═════ PROVIDED INFORMATION

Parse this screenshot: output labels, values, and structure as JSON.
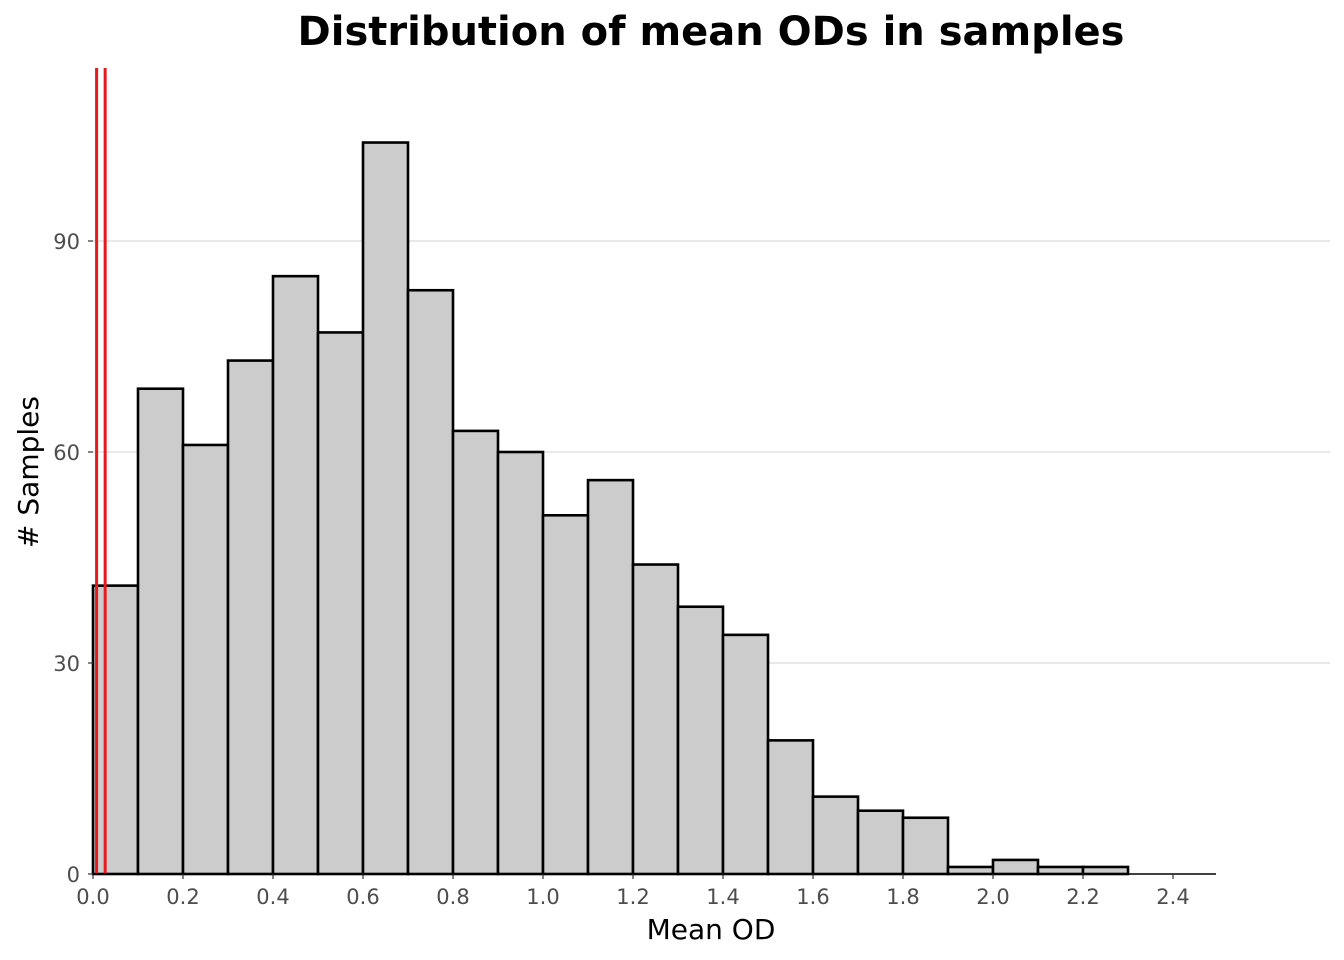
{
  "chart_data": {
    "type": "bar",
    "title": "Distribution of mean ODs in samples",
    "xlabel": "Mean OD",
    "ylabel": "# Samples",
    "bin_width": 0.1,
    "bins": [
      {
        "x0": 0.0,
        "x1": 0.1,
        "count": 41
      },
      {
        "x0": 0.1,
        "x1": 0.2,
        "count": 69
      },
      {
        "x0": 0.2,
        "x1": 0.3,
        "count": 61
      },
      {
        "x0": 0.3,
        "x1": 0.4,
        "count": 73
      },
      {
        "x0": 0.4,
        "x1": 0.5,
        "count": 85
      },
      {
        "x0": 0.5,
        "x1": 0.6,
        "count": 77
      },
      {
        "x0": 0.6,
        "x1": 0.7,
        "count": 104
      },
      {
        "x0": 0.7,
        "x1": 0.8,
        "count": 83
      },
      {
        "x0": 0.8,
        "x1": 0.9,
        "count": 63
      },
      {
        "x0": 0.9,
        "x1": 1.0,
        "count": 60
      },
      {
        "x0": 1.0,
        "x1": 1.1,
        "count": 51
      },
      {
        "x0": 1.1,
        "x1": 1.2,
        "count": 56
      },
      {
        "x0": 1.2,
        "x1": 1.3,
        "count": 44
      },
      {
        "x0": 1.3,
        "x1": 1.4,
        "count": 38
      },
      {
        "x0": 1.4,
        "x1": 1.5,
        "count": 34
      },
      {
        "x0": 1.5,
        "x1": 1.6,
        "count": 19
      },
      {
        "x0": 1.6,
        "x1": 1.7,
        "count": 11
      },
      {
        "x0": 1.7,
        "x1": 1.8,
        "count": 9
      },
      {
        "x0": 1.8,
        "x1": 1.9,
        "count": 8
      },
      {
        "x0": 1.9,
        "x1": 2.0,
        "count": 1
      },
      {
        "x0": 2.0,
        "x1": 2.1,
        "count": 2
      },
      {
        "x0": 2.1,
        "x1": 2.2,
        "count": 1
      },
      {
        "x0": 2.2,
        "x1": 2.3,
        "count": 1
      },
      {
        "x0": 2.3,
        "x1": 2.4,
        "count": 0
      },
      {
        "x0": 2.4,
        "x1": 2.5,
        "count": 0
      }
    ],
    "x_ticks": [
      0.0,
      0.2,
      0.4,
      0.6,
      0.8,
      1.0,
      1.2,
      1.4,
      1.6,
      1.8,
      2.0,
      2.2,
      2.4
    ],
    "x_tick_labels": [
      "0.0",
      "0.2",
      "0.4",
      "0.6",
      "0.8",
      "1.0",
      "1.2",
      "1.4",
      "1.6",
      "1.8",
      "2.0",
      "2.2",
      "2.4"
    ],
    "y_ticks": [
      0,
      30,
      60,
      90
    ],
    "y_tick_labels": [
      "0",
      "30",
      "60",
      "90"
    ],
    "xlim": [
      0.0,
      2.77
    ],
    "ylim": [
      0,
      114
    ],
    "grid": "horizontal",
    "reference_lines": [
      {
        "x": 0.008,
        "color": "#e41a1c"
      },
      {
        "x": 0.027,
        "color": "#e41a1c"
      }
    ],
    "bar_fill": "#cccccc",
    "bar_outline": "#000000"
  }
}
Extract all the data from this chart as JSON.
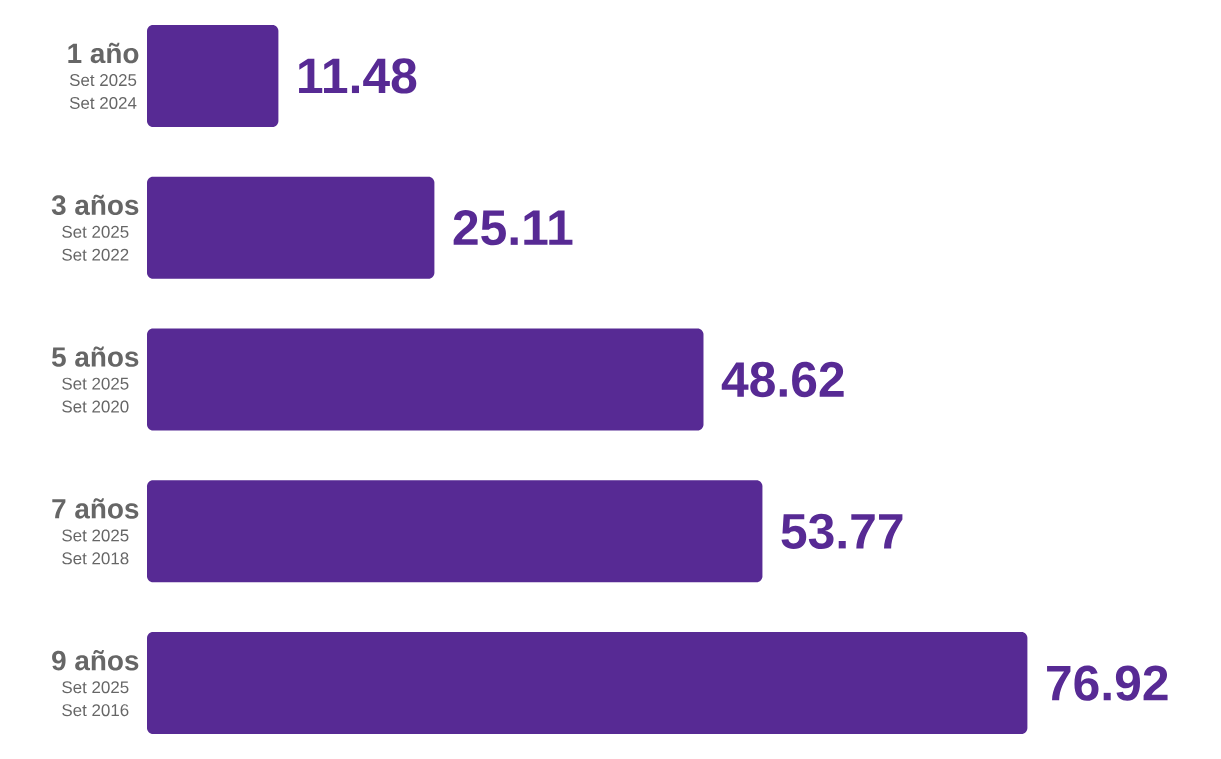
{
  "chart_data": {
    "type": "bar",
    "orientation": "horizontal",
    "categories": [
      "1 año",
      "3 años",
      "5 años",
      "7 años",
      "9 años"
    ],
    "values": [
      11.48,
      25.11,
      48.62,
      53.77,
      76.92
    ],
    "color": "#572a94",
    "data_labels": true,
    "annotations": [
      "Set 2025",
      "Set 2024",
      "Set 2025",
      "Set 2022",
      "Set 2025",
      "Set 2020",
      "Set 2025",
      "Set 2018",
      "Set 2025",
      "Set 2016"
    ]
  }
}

══════════

(WHAT YOU SHOULD DO):
Set down exactly and only the lines from the line that contains "Extract all the data from this chart as JSON." through the last line of the entries above, with both of those lines included and the pictures left out.

(FINISHED ANSWER):
Extract all the data from this chart as JSON.
{
  "chart_data": {
    "type": "bar",
    "orientation": "horizontal",
    "categories": [
      "1 año",
      "3 años",
      "5 años",
      "7 años",
      "9 años"
    ],
    "values": [
      11.48,
      25.11,
      48.62,
      53.77,
      76.92
    ],
    "color": "#572a94",
    "data_labels": true,
    "annotations": [
      "Set 2025",
      "Set 2024",
      "Set 2025",
      "Set 2022",
      "Set 2025",
      "Set 2020",
      "Set 2025",
      "Set 2018",
      "Set 2025",
      "Set 2016"
    ]
  }
}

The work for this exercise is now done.